Given passage –

People v. Windham

Decision Date15 March 1977
Docket NumberCr. 19515
Citation137 Cal.Rptr. 8,19 Cal.3d 121,560 P.2d 1187
CourtCalifornia Supreme Court
Parties, 560 P.2d 1187 The PEOPLE, Plaintiff and Respondent, v. William Harmon WINDHAM, Defendant and Appellant.

Peter J. Paoli, Tustin, under appointment by the Supreme Court, and Stuart W. Knight, Anaheim, under appointment by the Court of Appeal, for defendant and appellant.

Evelle J. Younger, Atty. Gen., Jack R. Winkler, Chief Asst. Atty. Gen., Daniel J. Kremer, Asst. Atty. Gen., Karl J. Phaler and A. Wells Petersen, Deputy Attys. Gen., for plaintiff and respondent.

WRIGHT, * Justice (Assigned).

Contrary to an earlier conclusion reached by this court in People v. Sharp (1972), 7 Cal.3d 448, 103 Cal.Rptr. 233, 499 P.2d 489, the United States Supreme Court has held that a defendant in a state criminal trial has a federal constitutional right to represent himself without counsel if he voluntarily and intelligently elects to do so. (Faretta v. California (1975) 422 U.S. 806, 95 S.Ct. 2525, 45 L.Ed.2d 562.) We are now called upon to determine how the high court's mandate will be implemented, specifically--prior to what point during pending criminal proceedings must the Constitutional right of self-representation be asserted if it is to be exercised? We conclude, for reasons which follow, that when a defendant has elected to proceed to trial represented by counsel and the trial has commenced, it is thereafter within the sound discretion of the trial court to determine whether such a defendant may dismiss counsel and proceed Pro se.

Defendant William Harmon Windham was convicted by a jury of assault by means of force likely to produce great bodily injury. (Pen.Code, § 245, subd. (a).) On appeal he contends that his midtrial motion to represent himself was erroneously denied and that such constitutional error is reversible per se.

Provided records –
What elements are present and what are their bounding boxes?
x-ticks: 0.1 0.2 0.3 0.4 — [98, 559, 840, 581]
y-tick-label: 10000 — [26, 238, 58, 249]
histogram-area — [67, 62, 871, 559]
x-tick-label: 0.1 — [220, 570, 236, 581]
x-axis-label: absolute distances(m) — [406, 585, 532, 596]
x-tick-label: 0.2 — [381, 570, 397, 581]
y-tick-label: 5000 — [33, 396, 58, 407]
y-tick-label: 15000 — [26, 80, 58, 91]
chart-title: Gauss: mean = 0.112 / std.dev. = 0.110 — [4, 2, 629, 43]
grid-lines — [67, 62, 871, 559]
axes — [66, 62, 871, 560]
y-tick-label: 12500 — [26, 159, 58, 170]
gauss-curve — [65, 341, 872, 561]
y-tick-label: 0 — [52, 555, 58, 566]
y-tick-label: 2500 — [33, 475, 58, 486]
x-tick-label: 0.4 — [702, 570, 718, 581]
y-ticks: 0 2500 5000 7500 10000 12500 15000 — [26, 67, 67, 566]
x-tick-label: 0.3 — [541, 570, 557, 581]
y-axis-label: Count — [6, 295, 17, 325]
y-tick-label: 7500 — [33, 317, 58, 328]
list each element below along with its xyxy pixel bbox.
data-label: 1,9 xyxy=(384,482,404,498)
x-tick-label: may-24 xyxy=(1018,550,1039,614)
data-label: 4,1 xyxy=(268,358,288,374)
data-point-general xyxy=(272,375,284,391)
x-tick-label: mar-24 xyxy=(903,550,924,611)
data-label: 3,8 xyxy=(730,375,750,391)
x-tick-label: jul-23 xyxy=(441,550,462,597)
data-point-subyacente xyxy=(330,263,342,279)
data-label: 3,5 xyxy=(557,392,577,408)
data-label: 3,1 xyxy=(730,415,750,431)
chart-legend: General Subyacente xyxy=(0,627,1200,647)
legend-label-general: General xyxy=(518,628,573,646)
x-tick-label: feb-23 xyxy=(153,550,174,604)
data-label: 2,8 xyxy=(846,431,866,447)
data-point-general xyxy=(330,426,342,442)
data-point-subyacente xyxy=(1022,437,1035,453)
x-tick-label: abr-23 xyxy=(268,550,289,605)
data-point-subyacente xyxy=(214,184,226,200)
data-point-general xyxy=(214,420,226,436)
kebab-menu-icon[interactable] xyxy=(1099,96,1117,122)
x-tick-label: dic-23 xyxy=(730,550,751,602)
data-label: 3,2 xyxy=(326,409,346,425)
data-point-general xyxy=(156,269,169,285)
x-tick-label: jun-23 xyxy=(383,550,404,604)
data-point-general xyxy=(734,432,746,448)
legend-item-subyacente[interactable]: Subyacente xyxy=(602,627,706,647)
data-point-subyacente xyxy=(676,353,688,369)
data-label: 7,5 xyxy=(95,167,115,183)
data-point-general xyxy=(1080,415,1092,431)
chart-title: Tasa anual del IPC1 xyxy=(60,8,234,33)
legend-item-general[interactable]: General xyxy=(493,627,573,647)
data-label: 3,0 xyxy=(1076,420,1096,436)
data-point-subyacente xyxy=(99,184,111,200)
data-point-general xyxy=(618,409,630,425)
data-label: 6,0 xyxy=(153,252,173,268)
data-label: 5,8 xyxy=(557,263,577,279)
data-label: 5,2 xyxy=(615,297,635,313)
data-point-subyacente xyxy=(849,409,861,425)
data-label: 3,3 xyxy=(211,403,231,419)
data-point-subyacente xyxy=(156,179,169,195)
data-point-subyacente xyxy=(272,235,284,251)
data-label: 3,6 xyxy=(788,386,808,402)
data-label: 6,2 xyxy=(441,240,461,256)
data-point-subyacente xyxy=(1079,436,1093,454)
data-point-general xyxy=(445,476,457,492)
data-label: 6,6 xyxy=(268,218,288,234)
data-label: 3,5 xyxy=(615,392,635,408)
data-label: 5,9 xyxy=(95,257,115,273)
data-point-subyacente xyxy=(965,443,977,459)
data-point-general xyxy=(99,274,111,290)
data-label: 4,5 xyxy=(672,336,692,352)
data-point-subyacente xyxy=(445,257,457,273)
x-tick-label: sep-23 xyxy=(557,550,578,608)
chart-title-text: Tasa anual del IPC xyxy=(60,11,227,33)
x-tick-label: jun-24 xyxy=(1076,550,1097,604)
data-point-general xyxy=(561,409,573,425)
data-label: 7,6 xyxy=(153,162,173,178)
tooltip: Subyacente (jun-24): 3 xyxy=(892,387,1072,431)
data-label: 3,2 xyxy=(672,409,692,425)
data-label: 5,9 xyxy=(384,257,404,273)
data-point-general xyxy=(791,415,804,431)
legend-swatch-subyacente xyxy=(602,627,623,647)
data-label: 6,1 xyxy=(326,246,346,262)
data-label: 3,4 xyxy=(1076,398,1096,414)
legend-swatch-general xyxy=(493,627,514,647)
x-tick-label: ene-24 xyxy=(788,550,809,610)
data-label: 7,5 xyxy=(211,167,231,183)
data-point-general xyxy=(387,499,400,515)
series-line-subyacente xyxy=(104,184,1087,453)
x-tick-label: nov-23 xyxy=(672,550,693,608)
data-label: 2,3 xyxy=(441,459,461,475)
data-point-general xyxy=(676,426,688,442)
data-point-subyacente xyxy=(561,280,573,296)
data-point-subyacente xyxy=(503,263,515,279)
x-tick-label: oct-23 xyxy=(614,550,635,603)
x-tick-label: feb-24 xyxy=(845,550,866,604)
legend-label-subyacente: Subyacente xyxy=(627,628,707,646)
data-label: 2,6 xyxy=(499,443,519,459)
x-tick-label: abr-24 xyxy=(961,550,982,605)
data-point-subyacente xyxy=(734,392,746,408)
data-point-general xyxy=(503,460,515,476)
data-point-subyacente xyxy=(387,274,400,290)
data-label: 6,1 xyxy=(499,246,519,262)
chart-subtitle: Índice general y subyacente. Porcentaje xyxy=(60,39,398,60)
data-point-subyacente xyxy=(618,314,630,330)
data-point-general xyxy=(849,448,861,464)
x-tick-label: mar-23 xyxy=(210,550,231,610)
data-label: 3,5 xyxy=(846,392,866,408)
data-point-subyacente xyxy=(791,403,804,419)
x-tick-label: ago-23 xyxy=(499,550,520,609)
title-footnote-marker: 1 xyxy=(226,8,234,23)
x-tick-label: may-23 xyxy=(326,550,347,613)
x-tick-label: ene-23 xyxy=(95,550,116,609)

Goal 1 –
What offense did the jury convict William Harmon Windham of, according to the People v. Windham opinion?
Goal 2 –
Based on the People v. Windham opinion, explain why the court has to decide the point in criminal proceedings by which the right of self-representation must be asserted.
Goal 3 –
Continue the People v. Windham opinion from the point where it stops.
The records play no part in this work.

Written response 1 –
He was convicted of assault by means of force likely to produce great bodily injury under Penal Code section 245, subdivision (a).

Written response 2 –
In Faretta v. California, the United States Supreme Court held that a defendant in a state criminal trial has a federal constitutional right to represent himself if he voluntarily and intelligently chooses to. That holding was contrary to the court's earlier conclusion in People v. Sharp. The court therefore has to determine how the high court's mandate will be implemented.

Written response 3 –
The facts underlying defendant's conviction are only relevant to the question before us insofar as those facts shed light on defendant's motivations in requesting that he be allowed to represent himself for the remainder of the trial. It is sufficient for our purposes to state that defendant was forcibly ejected from a drinking establishment by the brother of William Meyers, the victim of the assault. When William later stepped outside to search for a missing wristwatch crystal, defendant surprised him and inflicted a brutal beating, knocking him unconscious and almost tearing one of his eyes from its socket. Defendant's theory was self-defense. He testified that he was attacked by the Meyers brothers and kicked William only to escape their assault.

Prior to the commencement of the third and final day of testimony, 1 defendant moved to represent himself. 2 Although he acknowledged that his counsel was a competent attorney, defendant expressed concern that on several occasions counsel had confused the names of individuals involved in the case. More significantly, defendant expressed an opinion that his attorney had been unable to elicit particular testimony which would have more convincingly established the theory of self-defense. 3

No opposition to defendant's motion was presented by the People and defense counsel even appeared to acquiesce in assuming the role of advisory counsel to assist defendant had the self-representation request been granted. After considering the arguments presented in support of the motion by both defendant and defense counsel the court denied the request principally on the ground that it came at too late a stage of the proceedings.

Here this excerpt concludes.